*** Material provided ***

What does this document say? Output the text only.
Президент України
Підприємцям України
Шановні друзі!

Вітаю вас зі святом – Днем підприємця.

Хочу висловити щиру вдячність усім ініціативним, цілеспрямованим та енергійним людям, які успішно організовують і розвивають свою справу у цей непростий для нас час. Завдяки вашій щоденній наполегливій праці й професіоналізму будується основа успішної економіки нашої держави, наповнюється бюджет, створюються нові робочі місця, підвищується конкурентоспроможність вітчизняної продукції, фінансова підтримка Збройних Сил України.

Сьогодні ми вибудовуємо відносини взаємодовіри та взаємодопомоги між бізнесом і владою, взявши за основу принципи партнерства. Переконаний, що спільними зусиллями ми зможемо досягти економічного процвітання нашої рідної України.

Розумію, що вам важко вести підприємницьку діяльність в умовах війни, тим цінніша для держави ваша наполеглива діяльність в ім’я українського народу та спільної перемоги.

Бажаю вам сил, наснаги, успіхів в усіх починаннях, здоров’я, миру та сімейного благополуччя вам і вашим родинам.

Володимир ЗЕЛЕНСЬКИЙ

***

Given exercise.
Reproduce every record above exactly as it appears.

Written answer.
What does this document say? Output the text only.
Президент України
Підприємцям України
Шановні друзі!

Вітаю вас зі святом – Днем підприємця.

Хочу висловити щиру вдячність усім ініціативним, цілеспрямованим та енергійним людям, які успішно організовують і розвивають свою справу у цей непростий для нас час. Завдяки вашій щоденній наполегливій праці й професіоналізму будується основа успішної економіки нашої держави, наповнюється бюджет, створюються нові робочі місця, підвищується конкурентоспроможність вітчизняної продукції, фінансова підтримка Збройних Сил України.

Сьогодні ми вибудовуємо відносини взаємодовіри та взаємодопомоги між бізнесом і владою, взявши за основу принципи партнерства. Переконаний, що спільними зусиллями ми зможемо досягти економічного процвітання нашої рідної України.

Розумію, що вам важко вести підприємницьку діяльність в умовах війни, тим цінніша для держави ваша наполеглива діяльність в ім’я українського народу та спільної перемоги.

Бажаю вам сил, наснаги, успіхів в усіх починаннях, здоров’я, миру та сімейного благополуччя вам і вашим родинам.

Володимир ЗЕЛЕНСЬКИЙ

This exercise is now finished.